# Stated goal
Take the line that has "What text is on this page?" in it and every line after it to the end of the entries, and reproduce them exactly.

(Recorded data)
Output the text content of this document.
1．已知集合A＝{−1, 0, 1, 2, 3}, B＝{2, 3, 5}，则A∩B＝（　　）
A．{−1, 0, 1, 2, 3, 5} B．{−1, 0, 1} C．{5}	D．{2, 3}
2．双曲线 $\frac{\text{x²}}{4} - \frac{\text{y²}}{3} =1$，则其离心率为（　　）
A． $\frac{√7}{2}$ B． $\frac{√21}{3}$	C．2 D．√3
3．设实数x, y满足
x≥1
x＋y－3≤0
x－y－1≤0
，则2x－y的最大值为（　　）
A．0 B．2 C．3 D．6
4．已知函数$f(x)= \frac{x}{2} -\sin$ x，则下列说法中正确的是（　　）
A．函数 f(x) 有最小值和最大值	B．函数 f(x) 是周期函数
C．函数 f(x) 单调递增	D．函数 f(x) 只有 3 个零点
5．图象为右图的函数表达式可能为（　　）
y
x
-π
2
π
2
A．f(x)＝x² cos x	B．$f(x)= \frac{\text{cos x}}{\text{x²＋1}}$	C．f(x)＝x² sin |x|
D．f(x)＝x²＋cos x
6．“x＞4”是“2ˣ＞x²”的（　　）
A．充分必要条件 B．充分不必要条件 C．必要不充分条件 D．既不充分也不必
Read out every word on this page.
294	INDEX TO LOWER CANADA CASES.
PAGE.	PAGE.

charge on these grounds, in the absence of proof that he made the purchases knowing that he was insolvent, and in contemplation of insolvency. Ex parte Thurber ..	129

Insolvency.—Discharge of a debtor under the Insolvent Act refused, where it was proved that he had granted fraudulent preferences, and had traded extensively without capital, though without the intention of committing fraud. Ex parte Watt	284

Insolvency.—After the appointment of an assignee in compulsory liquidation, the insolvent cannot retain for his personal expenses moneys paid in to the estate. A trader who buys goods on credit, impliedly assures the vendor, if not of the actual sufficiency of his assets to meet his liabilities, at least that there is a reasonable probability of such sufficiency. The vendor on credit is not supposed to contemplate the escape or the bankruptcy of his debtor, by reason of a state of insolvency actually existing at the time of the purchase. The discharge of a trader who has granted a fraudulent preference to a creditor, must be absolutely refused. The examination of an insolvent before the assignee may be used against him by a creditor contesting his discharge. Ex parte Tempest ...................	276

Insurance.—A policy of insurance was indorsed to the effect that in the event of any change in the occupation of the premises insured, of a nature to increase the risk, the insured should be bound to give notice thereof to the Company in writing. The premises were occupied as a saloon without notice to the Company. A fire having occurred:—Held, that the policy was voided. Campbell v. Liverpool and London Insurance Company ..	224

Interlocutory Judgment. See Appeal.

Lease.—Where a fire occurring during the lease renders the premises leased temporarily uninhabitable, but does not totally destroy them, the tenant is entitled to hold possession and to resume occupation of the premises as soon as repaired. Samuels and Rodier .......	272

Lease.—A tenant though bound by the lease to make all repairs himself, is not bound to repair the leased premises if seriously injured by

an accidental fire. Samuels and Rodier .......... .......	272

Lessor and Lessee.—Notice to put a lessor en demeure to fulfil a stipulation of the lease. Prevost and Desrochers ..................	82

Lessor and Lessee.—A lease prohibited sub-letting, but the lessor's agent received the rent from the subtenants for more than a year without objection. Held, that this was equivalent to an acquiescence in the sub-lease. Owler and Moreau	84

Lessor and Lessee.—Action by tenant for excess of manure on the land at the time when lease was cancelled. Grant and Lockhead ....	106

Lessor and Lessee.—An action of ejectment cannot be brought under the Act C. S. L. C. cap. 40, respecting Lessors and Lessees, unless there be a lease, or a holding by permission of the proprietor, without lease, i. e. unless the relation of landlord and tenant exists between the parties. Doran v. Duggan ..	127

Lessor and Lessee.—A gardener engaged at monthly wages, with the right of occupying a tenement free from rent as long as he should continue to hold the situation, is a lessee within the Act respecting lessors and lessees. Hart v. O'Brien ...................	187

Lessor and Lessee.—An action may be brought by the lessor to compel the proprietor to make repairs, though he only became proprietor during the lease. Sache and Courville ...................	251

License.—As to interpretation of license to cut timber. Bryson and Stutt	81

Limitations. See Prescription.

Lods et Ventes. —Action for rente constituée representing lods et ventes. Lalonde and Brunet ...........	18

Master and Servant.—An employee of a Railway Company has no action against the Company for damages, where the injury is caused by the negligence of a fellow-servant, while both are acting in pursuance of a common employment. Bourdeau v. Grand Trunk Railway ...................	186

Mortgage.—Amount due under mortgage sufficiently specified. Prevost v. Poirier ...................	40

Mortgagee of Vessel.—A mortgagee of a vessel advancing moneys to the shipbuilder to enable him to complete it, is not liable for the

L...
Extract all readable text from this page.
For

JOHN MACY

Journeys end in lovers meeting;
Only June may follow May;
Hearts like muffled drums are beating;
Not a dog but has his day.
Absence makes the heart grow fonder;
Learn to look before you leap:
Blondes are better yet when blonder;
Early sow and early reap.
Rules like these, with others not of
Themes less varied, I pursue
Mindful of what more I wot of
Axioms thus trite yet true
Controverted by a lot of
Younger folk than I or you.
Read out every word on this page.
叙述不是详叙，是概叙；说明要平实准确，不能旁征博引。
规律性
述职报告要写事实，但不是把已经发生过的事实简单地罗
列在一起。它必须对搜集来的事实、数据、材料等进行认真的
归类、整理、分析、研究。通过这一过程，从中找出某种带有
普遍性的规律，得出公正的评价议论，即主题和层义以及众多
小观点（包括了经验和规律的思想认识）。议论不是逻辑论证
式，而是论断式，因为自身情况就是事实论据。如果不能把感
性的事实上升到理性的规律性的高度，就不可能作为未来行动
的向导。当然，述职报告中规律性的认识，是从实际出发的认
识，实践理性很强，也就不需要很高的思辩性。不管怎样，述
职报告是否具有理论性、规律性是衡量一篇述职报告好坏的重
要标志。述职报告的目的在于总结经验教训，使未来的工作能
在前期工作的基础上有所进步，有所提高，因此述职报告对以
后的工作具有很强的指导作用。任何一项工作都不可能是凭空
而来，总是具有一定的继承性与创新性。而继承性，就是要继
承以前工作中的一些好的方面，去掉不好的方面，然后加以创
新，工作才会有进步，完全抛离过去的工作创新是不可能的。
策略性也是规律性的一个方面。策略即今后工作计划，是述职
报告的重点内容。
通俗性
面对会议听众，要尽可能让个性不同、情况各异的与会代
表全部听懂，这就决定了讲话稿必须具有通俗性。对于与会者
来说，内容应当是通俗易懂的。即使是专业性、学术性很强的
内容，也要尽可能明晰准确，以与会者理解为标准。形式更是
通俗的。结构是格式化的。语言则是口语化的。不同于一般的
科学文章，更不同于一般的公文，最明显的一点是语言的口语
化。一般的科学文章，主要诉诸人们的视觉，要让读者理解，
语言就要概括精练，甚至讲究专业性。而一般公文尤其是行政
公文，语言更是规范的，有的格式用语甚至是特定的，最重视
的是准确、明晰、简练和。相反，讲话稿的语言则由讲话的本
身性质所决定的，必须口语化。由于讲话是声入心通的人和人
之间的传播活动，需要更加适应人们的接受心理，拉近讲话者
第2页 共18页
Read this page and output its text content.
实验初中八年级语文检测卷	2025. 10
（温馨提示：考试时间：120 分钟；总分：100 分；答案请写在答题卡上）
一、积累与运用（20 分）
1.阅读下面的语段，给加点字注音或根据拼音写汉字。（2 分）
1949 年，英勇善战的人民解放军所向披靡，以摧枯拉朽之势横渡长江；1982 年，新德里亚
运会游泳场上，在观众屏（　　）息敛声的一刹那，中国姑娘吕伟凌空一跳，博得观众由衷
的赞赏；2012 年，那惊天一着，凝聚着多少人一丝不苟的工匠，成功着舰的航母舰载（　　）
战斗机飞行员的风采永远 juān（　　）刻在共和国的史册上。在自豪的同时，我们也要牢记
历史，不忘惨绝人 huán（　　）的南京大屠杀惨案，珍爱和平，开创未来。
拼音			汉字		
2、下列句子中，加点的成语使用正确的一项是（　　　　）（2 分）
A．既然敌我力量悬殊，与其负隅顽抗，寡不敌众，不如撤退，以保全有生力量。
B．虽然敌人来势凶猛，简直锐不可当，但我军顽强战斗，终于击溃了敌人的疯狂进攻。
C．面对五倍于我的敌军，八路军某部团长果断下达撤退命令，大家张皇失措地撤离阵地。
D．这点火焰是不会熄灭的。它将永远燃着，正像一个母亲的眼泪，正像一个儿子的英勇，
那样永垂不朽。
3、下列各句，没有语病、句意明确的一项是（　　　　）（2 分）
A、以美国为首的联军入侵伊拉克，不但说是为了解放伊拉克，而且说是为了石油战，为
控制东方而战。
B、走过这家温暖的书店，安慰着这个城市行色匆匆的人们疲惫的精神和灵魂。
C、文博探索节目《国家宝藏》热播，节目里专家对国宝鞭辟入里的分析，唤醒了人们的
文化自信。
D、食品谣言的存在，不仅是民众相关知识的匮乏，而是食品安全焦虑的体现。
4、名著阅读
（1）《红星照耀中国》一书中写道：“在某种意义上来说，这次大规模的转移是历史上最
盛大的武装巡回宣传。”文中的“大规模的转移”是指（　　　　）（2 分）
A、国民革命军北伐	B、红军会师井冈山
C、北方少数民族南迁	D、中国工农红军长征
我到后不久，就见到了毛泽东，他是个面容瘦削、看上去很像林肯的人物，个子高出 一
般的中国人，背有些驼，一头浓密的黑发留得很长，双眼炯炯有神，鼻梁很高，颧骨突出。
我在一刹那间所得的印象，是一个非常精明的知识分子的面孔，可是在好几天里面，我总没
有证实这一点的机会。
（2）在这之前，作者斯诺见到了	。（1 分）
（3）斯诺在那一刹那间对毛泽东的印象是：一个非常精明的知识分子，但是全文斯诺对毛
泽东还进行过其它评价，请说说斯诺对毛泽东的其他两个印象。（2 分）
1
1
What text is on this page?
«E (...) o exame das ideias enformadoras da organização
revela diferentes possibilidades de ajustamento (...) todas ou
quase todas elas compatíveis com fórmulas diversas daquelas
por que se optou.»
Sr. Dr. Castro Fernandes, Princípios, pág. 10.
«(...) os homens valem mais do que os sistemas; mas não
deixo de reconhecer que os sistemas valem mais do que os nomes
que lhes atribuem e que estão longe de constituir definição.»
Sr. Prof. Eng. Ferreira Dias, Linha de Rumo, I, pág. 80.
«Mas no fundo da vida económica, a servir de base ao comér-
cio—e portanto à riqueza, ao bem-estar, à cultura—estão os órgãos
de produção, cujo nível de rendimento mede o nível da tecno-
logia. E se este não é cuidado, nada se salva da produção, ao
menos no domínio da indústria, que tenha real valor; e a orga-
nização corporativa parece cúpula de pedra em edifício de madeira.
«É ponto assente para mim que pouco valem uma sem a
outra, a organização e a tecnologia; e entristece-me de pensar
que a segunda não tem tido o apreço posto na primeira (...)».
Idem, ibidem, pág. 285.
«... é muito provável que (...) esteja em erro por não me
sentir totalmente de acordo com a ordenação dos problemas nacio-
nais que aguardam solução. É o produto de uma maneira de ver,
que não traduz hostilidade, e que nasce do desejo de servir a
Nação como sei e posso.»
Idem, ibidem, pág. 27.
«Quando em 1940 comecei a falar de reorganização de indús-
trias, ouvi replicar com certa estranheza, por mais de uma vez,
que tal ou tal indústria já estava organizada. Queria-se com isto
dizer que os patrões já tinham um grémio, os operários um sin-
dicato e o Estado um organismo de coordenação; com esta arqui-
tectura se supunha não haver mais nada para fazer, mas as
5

# Complete answer
What text is on this page?
«E (...) o exame das ideias enformadoras da organização
revela diferentes possibilidades de ajustamento (...) todas ou
quase todas elas compatíveis com fórmulas diversas daquelas
por que se optou.»
Sr. Dr. Castro Fernandes, Princípios, pág. 10.
«(...) os homens valem mais do que os sistemas; mas não
deixo de reconhecer que os sistemas valem mais do que os nomes
que lhes atribuem e que estão longe de constituir definição.»
Sr. Prof. Eng. Ferreira Dias, Linha de Rumo, I, pág. 80.
«Mas no fundo da vida económica, a servir de base ao comér-
cio—e portanto à riqueza, ao bem-estar, à cultura—estão os órgãos
de produção, cujo nível de rendimento mede o nível da tecno-
logia. E se este não é cuidado, nada se salva da produção, ao
menos no domínio da indústria, que tenha real valor; e a orga-
nização corporativa parece cúpula de pedra em edifício de madeira.
«É ponto assente para mim que pouco valem uma sem a
outra, a organização e a tecnologia; e entristece-me de pensar
que a segunda não tem tido o apreço posto na primeira (...)».
Idem, ibidem, pág. 285.
«... é muito provável que (...) esteja em erro por não me
sentir totalmente de acordo com a ordenação dos problemas nacio-
nais que aguardam solução. É o produto de uma maneira de ver,
que não traduz hostilidade, e que nasce do desejo de servir a
Nação como sei e posso.»
Idem, ibidem, pág. 27.
«Quando em 1940 comecei a falar de reorganização de indús-
trias, ouvi replicar com certa estranheza, por mais de uma vez,
que tal ou tal indústria já estava organizada. Queria-se com isto
dizer que os patrões já tinham um grémio, os operários um sin-
dicato e o Estado um organismo de coordenação; com esta arqui-
tectura se supunha não haver mais nada para fazer, mas as
5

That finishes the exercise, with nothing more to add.